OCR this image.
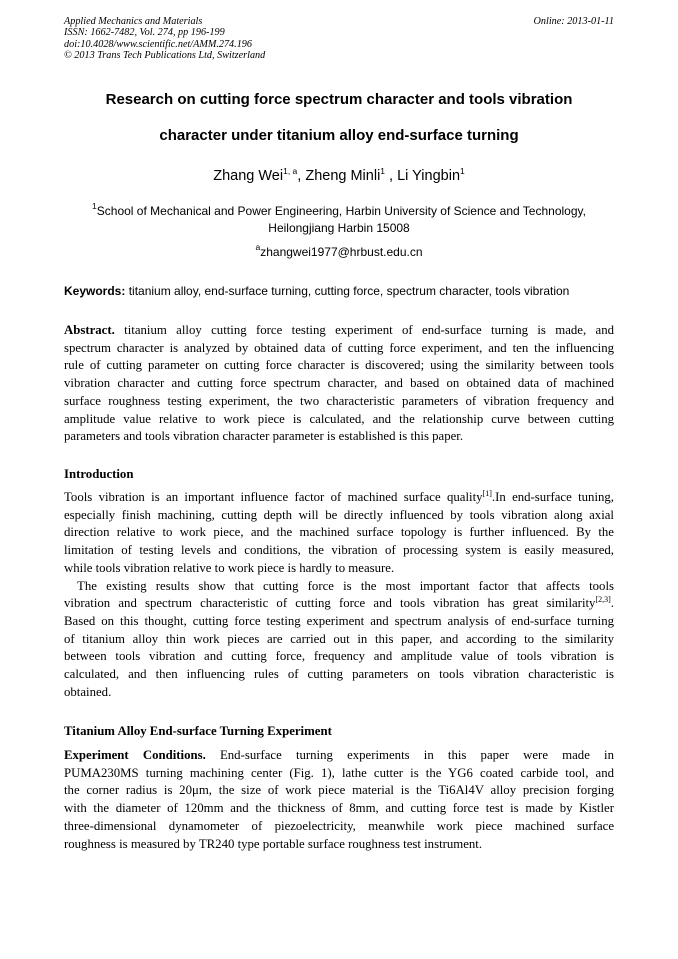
Applied Mechanics and Materials
ISSN: 1662-7482, Vol. 274, pp 196-199
doi:10.4028/www.scientific.net/AMM.274.196
© 2013 Trans Tech Publications Ltd, Switzerland
Online: 2013-01-11
Research on cutting force spectrum character and tools vibration
character under titanium alloy end-surface turning
Zhang Wei$^{1, a}$, Zheng Minli$^1$ , Li Yingbin$^1$
$^1$School of Mechanical and Power Engineering, Harbin University of Science and Technology,
Heilongjiang Harbin 15008
$^a$zhangwei1977@hrbust.edu.cn
Keywords: titanium alloy, end-surface turning, cutting force, spectrum character, tools vibration
Abstract. titanium alloy cutting force testing experiment of end-surface turning is made, and
spectrum character is analyzed by obtained data of cutting force experiment, and ten the influencing
rule of cutting parameter on cutting force character is discovered; using the similarity between tools
vibration character and cutting force spectrum character, and based on obtained data of machined
surface roughness testing experiment, the two characteristic parameters of vibration frequency and
amplitude value relative to work piece is calculated, and the relationship curve between cutting
parameters and tools vibration character parameter is established is this paper.
Introduction
Tools vibration is an important influence factor of machined surface quality[1].In end-surface tuning,
especially finish machining, cutting depth will be directly influenced by tools vibration along axial
direction relative to work piece, and the machined surface topology is further influenced. By the
limitation of testing levels and conditions, the vibration of processing system is easily measured,
while tools vibration relative to work piece is hardly to measure.
The existing results show that cutting force is the most important factor that affects tools
vibration and spectrum characteristic of cutting force and tools vibration has great similarity[2,3].
Based on this thought, cutting force testing experiment and spectrum analysis of end-surface turning
of titanium alloy thin work pieces are carried out in this paper, and according to the similarity
between tools vibration and cutting force, frequency and amplitude value of tools vibration is
calculated, and then influencing rules of cutting parameters on tools vibration characteristic is
obtained.
Titanium Alloy End-surface Turning Experiment
Experiment Conditions. End-surface turning experiments in this paper were made in
PUMA230MS turning machining center (Fig. 1), lathe cutter is the YG6 coated carbide tool, and
the corner radius is 20μm, the size of work piece material is the Ti6Al4V alloy precision forging
with the diameter of 120mm and the thickness of 8mm, and cutting force test is made by Kistler
three-dimensional dynamometer of piezoelectricity, meanwhile work piece machined surface
roughness is measured by TR240 type portable surface roughness test instrument.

--

* Directive:
Print every record above exactly as written, leaving out the pictures.

* Task result:
OCR this image.
Applied Mechanics and Materials
ISSN: 1662-7482, Vol. 274, pp 196-199
doi:10.4028/www.scientific.net/AMM.274.196
© 2013 Trans Tech Publications Ltd, Switzerland
Online: 2013-01-11
Research on cutting force spectrum character and tools vibration
character under titanium alloy end-surface turning
Zhang Wei$^{1, a}$, Zheng Minli$^1$ , Li Yingbin$^1$
$^1$School of Mechanical and Power Engineering, Harbin University of Science and Technology,
Heilongjiang Harbin 15008
$^a$zhangwei1977@hrbust.edu.cn
Keywords: titanium alloy, end-surface turning, cutting force, spectrum character, tools vibration
Abstract. titanium alloy cutting force testing experiment of end-surface turning is made, and
spectrum character is analyzed by obtained data of cutting force experiment, and ten the influencing
rule of cutting parameter on cutting force character is discovered; using the similarity between tools
vibration character and cutting force spectrum character, and based on obtained data of machined
surface roughness testing experiment, the two characteristic parameters of vibration frequency and
amplitude value relative to work piece is calculated, and the relationship curve between cutting
parameters and tools vibration character parameter is established is this paper.
Introduction
Tools vibration is an important influence factor of machined surface quality[1].In end-surface tuning,
especially finish machining, cutting depth will be directly influenced by tools vibration along axial
direction relative to work piece, and the machined surface topology is further influenced. By the
limitation of testing levels and conditions, the vibration of processing system is easily measured,
while tools vibration relative to work piece is hardly to measure.
The existing results show that cutting force is the most important factor that affects tools
vibration and spectrum characteristic of cutting force and tools vibration has great similarity[2,3].
Based on this thought, cutting force testing experiment and spectrum analysis of end-surface turning
of titanium alloy thin work pieces are carried out in this paper, and according to the similarity
between tools vibration and cutting force, frequency and amplitude value of tools vibration is
calculated, and then influencing rules of cutting parameters on tools vibration characteristic is
obtained.
Titanium Alloy End-surface Turning Experiment
Experiment Conditions. End-surface turning experiments in this paper were made in
PUMA230MS turning machining center (Fig. 1), lathe cutter is the YG6 coated carbide tool, and
the corner radius is 20μm, the size of work piece material is the Ti6Al4V alloy precision forging
with the diameter of 120mm and the thickness of 8mm, and cutting force test is made by Kistler
three-dimensional dynamometer of piezoelectricity, meanwhile work piece machined surface
roughness is measured by TR240 type portable surface roughness test instrument.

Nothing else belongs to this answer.